#### Objective
Leave out any pictures and transcribe all other data below exactly.

## start

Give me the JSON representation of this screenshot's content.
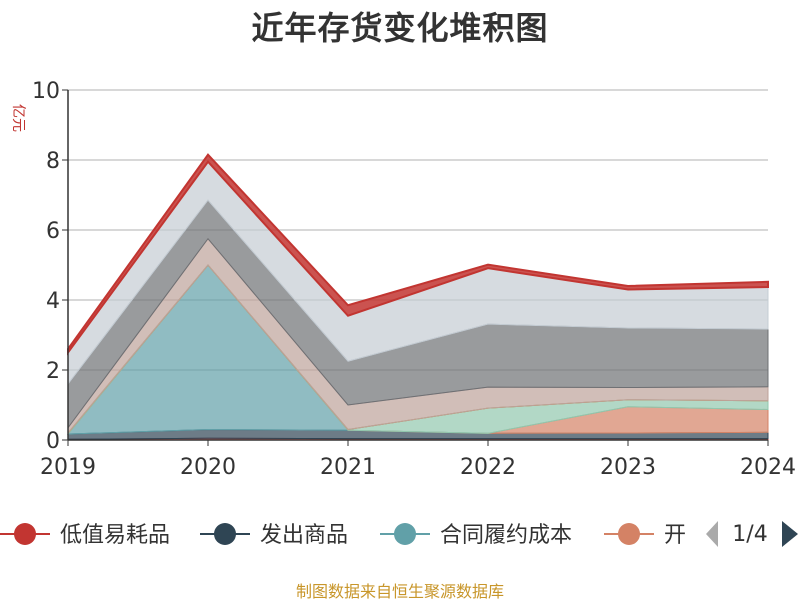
{
  "title": "近年存货变化堆积图",
  "source": "制图数据来自恒生聚源数据库",
  "unit": "亿元",
  "legend": {
    "items": [
      {
        "name": "低值易耗品",
        "color": "#c23531"
      },
      {
        "name": "发出商品",
        "color": "#2f4554"
      },
      {
        "name": "合同履约成本",
        "color": "#61a0a8"
      },
      {
        "name": "开",
        "color": "#d48265"
      }
    ],
    "page": "1/4"
  },
  "chart_data": {
    "type": "area",
    "stacked": true,
    "x": [
      "2019",
      "2020",
      "2021",
      "2022",
      "2023",
      "2024"
    ],
    "ylim": [
      0,
      10
    ],
    "yticks": [
      0,
      2,
      4,
      6,
      8,
      10
    ],
    "grid": true,
    "legend_position": "bottom",
    "series": [
      {
        "name": "低值易耗品",
        "color": "#c23531",
        "values": [
          0.02,
          0.05,
          0.04,
          0.04,
          0.04,
          0.04
        ]
      },
      {
        "name": "发出商品",
        "color": "#2f4554",
        "values": [
          0.15,
          0.25,
          0.24,
          0.15,
          0.16,
          0.18
        ]
      },
      {
        "name": "合同履约成本",
        "color": "#61a0a8",
        "values": [
          0.0,
          4.7,
          0.0,
          0.0,
          0.0,
          0.0
        ]
      },
      {
        "color": "#d48265",
        "values": [
          0.0,
          0.0,
          0.0,
          0.0,
          0.75,
          0.65
        ]
      },
      {
        "color": "#91c7ae",
        "values": [
          0.03,
          0.0,
          0.02,
          0.72,
          0.2,
          0.25
        ]
      },
      {
        "color": "#ca8622",
        "values": [
          0.0,
          0.0,
          0.0,
          0.0,
          0.0,
          0.0
        ]
      },
      {
        "color": "#bda29a",
        "values": [
          0.15,
          0.75,
          0.7,
          0.6,
          0.35,
          0.4
        ]
      },
      {
        "color": "#6e7074",
        "values": [
          1.25,
          1.1,
          1.25,
          1.8,
          1.7,
          1.65
        ]
      },
      {
        "color": "#c4ccd3",
        "values": [
          0.9,
          1.1,
          1.3,
          1.6,
          1.1,
          1.2
        ]
      },
      {
        "color": "#c23531",
        "values": [
          0.1,
          0.2,
          0.3,
          0.1,
          0.1,
          0.15
        ]
      }
    ]
  }
}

## end

#### Exercise solution
Give me the JSON representation of this screenshot's content.
{
  "title": "近年存货变化堆积图",
  "source": "制图数据来自恒生聚源数据库",
  "unit": "亿元",
  "legend": {
    "items": [
      {
        "name": "低值易耗品",
        "color": "#c23531"
      },
      {
        "name": "发出商品",
        "color": "#2f4554"
      },
      {
        "name": "合同履约成本",
        "color": "#61a0a8"
      },
      {
        "name": "开",
        "color": "#d48265"
      }
    ],
    "page": "1/4"
  },
  "chart_data": {
    "type": "area",
    "stacked": true,
    "x": [
      "2019",
      "2020",
      "2021",
      "2022",
      "2023",
      "2024"
    ],
    "ylim": [
      0,
      10
    ],
    "yticks": [
      0,
      2,
      4,
      6,
      8,
      10
    ],
    "grid": true,
    "legend_position": "bottom",
    "series": [
      {
        "name": "低值易耗品",
        "color": "#c23531",
        "values": [
          0.02,
          0.05,
          0.04,
          0.04,
          0.04,
          0.04
        ]
      },
      {
        "name": "发出商品",
        "color": "#2f4554",
        "values": [
          0.15,
          0.25,
          0.24,
          0.15,
          0.16,
          0.18
        ]
      },
      {
        "name": "合同履约成本",
        "color": "#61a0a8",
        "values": [
          0.0,
          4.7,
          0.0,
          0.0,
          0.0,
          0.0
        ]
      },
      {
        "color": "#d48265",
        "values": [
          0.0,
          0.0,
          0.0,
          0.0,
          0.75,
          0.65
        ]
      },
      {
        "color": "#91c7ae",
        "values": [
          0.03,
          0.0,
          0.02,
          0.72,
          0.2,
          0.25
        ]
      },
      {
        "color": "#ca8622",
        "values": [
          0.0,
          0.0,
          0.0,
          0.0,
          0.0,
          0.0
        ]
      },
      {
        "color": "#bda29a",
        "values": [
          0.15,
          0.75,
          0.7,
          0.6,
          0.35,
          0.4
        ]
      },
      {
        "color": "#6e7074",
        "values": [
          1.25,
          1.1,
          1.25,
          1.8,
          1.7,
          1.65
        ]
      },
      {
        "color": "#c4ccd3",
        "values": [
          0.9,
          1.1,
          1.3,
          1.6,
          1.1,
          1.2
        ]
      },
      {
        "color": "#c23531",
        "values": [
          0.1,
          0.2,
          0.3,
          0.1,
          0.1,
          0.15
        ]
      }
    ]
  }
}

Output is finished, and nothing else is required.